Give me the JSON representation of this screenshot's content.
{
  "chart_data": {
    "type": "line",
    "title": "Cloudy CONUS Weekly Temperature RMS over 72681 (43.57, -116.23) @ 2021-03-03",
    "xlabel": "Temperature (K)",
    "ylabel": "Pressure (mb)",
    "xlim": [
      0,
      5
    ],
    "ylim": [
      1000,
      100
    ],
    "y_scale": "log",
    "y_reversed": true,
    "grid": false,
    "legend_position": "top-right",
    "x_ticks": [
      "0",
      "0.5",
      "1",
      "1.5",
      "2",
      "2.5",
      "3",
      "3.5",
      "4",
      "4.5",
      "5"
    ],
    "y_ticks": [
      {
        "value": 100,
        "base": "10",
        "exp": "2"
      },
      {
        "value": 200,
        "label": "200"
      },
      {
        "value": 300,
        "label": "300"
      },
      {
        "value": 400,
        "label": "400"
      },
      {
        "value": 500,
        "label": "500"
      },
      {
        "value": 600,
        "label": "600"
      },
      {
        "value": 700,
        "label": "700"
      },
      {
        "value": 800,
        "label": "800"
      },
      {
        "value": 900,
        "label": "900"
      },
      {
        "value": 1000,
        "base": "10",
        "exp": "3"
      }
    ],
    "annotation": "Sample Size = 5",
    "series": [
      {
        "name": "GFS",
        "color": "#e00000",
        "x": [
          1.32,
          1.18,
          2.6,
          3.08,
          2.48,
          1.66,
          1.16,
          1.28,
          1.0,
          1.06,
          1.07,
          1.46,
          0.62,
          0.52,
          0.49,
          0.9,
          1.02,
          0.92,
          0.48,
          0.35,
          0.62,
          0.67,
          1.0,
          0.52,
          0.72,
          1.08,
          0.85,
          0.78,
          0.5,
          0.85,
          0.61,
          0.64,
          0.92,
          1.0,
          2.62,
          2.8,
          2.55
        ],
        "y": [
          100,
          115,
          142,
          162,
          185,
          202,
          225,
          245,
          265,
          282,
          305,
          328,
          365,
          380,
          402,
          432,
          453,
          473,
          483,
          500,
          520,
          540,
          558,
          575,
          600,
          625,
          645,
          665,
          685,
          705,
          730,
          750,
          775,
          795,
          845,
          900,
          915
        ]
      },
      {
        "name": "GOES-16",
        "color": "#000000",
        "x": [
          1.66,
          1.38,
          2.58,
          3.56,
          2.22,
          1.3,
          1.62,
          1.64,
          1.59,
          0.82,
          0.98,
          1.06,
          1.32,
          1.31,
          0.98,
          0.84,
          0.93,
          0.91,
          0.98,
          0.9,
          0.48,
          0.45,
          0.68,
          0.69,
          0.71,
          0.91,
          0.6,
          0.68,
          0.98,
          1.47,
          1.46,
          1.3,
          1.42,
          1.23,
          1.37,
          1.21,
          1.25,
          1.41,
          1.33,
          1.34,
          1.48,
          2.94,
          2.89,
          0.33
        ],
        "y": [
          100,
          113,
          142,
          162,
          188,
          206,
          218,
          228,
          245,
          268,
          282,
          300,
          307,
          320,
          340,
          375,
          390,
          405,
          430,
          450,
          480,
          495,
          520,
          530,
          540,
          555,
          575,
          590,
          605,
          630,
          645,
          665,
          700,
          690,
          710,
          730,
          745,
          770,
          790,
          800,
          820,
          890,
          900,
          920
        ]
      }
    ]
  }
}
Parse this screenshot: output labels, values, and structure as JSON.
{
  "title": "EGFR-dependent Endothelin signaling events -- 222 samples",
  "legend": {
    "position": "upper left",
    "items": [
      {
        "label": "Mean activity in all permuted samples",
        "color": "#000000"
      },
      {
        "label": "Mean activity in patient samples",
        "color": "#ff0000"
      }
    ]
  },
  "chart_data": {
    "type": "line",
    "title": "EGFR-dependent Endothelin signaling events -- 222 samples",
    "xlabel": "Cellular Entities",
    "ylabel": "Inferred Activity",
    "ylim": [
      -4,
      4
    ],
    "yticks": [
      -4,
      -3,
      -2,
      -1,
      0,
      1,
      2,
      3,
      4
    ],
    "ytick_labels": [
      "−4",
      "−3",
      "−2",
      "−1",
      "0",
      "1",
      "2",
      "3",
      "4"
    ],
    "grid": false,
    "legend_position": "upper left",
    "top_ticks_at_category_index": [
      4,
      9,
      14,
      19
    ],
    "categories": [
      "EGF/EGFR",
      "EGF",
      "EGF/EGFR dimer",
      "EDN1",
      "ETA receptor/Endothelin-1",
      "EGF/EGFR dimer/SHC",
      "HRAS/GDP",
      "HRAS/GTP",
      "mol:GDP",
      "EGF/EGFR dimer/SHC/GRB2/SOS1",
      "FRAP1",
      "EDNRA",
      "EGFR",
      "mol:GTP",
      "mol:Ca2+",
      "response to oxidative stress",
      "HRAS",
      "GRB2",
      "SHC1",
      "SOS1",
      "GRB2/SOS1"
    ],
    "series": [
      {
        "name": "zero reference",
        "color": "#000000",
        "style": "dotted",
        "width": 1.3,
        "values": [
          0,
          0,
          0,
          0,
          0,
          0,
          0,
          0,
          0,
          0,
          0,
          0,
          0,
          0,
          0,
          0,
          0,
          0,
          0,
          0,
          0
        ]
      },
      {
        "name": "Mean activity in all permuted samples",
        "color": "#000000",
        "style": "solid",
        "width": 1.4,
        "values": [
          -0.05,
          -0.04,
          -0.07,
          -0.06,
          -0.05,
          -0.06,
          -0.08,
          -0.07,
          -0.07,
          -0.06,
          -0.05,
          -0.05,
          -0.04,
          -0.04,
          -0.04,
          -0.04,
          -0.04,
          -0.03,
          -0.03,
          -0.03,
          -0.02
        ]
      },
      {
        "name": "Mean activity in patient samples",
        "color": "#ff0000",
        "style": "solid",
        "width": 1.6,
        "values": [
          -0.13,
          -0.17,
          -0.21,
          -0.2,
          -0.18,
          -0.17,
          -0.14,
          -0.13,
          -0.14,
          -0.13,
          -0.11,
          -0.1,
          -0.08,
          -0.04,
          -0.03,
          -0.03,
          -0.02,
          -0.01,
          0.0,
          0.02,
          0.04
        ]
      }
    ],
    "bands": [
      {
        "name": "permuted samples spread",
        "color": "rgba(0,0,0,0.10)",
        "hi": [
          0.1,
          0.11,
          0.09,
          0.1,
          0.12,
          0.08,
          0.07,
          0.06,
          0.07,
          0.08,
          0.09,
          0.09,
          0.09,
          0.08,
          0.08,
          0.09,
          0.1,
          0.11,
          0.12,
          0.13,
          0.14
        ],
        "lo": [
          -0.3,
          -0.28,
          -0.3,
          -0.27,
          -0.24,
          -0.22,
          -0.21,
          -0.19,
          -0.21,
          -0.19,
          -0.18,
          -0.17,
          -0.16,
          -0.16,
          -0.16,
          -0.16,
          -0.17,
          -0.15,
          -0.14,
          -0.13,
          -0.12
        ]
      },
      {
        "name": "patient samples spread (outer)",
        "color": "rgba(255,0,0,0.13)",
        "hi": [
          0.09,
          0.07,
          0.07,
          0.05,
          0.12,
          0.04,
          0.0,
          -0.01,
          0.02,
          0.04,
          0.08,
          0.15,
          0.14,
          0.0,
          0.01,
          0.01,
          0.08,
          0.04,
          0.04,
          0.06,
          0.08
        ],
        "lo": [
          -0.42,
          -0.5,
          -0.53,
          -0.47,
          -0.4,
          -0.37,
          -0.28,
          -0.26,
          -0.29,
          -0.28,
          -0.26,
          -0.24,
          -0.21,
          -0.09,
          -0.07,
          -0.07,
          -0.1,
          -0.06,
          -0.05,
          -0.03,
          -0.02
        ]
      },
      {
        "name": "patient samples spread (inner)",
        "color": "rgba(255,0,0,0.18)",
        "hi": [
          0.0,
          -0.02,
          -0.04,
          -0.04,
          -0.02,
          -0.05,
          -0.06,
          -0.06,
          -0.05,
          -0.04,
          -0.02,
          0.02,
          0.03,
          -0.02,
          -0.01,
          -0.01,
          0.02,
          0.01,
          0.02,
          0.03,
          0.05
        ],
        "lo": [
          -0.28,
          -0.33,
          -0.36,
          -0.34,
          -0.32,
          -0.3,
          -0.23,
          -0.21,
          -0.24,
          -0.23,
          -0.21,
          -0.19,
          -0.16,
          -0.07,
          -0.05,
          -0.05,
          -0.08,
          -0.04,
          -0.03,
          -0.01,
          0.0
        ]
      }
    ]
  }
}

==*==

_WHAT TO WORK ON_
Pull out each line containing the word "spread" and copy it.

_COMPLETE ANSWER_
        "name": "permuted samples spread",
        "name": "patient samples spread (outer)",
        "name": "patient samples spread (inner)",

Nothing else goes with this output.